# Jet JWBS-14 #708705



## CronenBuildingCoPDX (Jan 30, 2013)

I've been looking for a 14" bandsaw for my small woodshop. I came across this one on c-list and was wondering if anyone has had any experience with this saw. Also, what would be a fair price for this saw? It seems to have had light use, the HTC wheeled base and fence.

http://portland.craigslist.org/mlt/tls/3815380160.html

Thanks in advance for your help.


----------



## Delta356 (Aug 2, 2010)

I dont own a Jet bandsaw, but before getting mine, I looked at this type. Jet has been making this style for years. It's the older model, but the new one made by Jet is the same, this one is just blue and does not have the dust port casted in the metal. I own a Delta 14" and love it. I'm a delta guy, I would say go for a Delta, but Jet makes good stuff. Thats a good price. I think it will make a great bandsaw. 14" bandsaws are nice because of the power you get, the ability to change the height and of course all the attachments you can get for it. Good luck.. It sure is good price.

Thanks, Michael Frey
Portland, OR
FREY WOODWORKING INC.


----------



## toolie (Mar 16, 2011)

*but Jet makes good stuff.*

more appropriately, jet made good stuff. now they make very average tools that just cost a lot and rarely deliver as much value as the likes of grizzly or rikon. having said that, the older jet tools were well made and that linked saw should perform quite well. $300-350 would be a more reasonable price. the htc mobile base is a POS. what's the hp rating of the motor. also, you might pass that unit by lou iturra of iturra design. there isn't anyone more knowledgeable about delta and jet 14" BSs than him. no web site, but he can be reached here:

http://www.manta.com/c/mmc3znn/iturra-design

when you buy anything from lou, he sends along one of his catalogs. in addition to a great list of items for 14" BSs, it contains enough articles about Bss and their performance to obviate the need for one of those band saw books, like duginske's.


----------



## oldretiredjim (Nov 14, 2011)

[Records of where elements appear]
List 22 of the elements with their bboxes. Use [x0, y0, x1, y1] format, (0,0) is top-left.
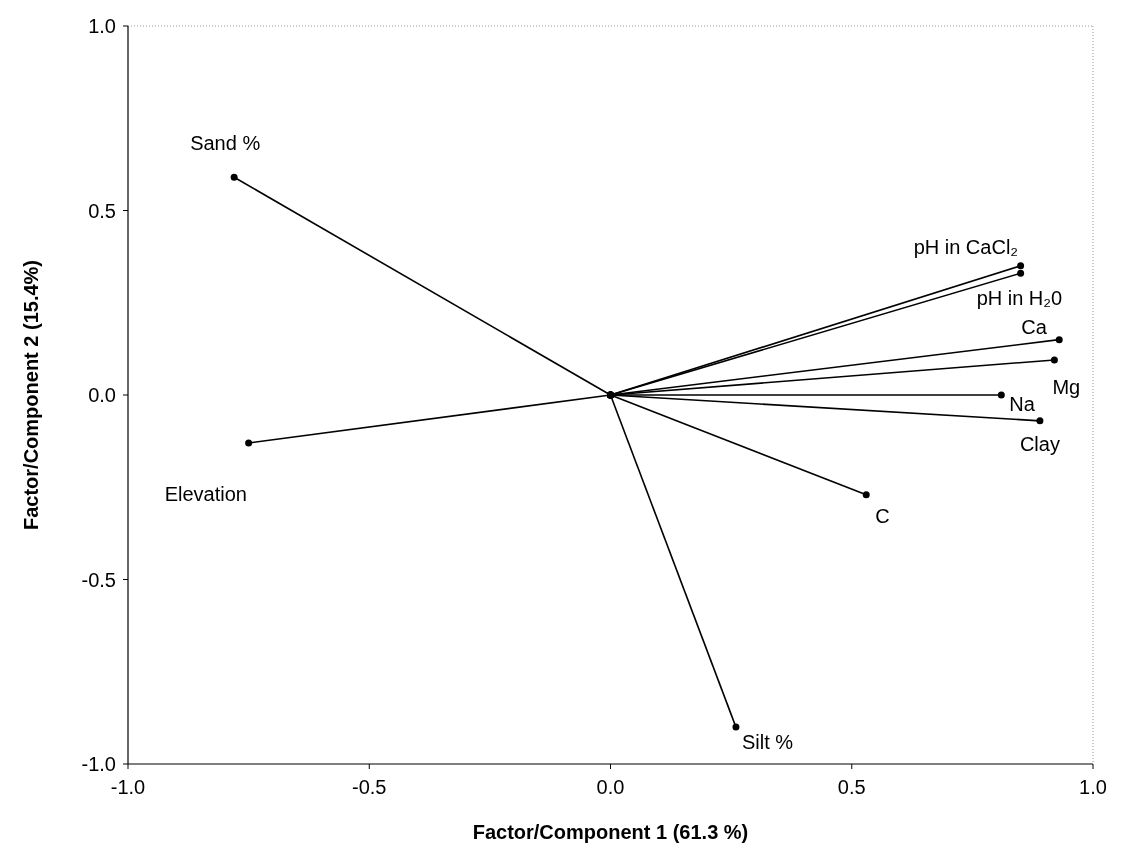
- x-tick-label: 1.0: [1079, 776, 1107, 798]
- annotation: pH in H₂0: [976, 287, 1063, 310]
- annotation: Ca: [1021, 315, 1048, 338]
- annotation: C: [875, 504, 890, 527]
- annotation: pH in CaCl₂: [913, 235, 1019, 258]
- x-tick-label: -0.5: [352, 776, 387, 798]
- annotation: Mg: [1052, 375, 1081, 398]
- y-tick-label: 0.5: [88, 199, 116, 222]
- y-tick-label: 1.0: [88, 15, 116, 37]
- y-tick-label: -0.5: [81, 568, 116, 591]
- x-axis-title: Factor/Component 1 (61.3 %): [472, 821, 749, 843]
- y-axis-title: Factor/Component 2 (15.4%): [20, 259, 42, 531]
- x-tick-label: 0.5: [837, 776, 866, 798]
- x-tick-label: -1.0: [110, 776, 146, 798]
- annotation: Silt %: [741, 731, 794, 754]
- y-tick-label: -1.0: [81, 753, 116, 775]
- annotation: Na: [1009, 393, 1036, 415]
- annotation: Sand %: [190, 132, 261, 155]
- y-tick-label: 0.0: [88, 384, 116, 406]
- annotation: Elevation: [164, 482, 247, 505]
- x-tick-label: 0.0: [596, 776, 625, 798]
- annotation: Clay: [1019, 432, 1060, 455]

**WRITTEN INSTRUCTION:**
List every username that heads a post in the bandsaw thread above.

**REPLY TO THE TASK:**
CronenBuildingCoPDX
Delta356
toolie
oldretiredjim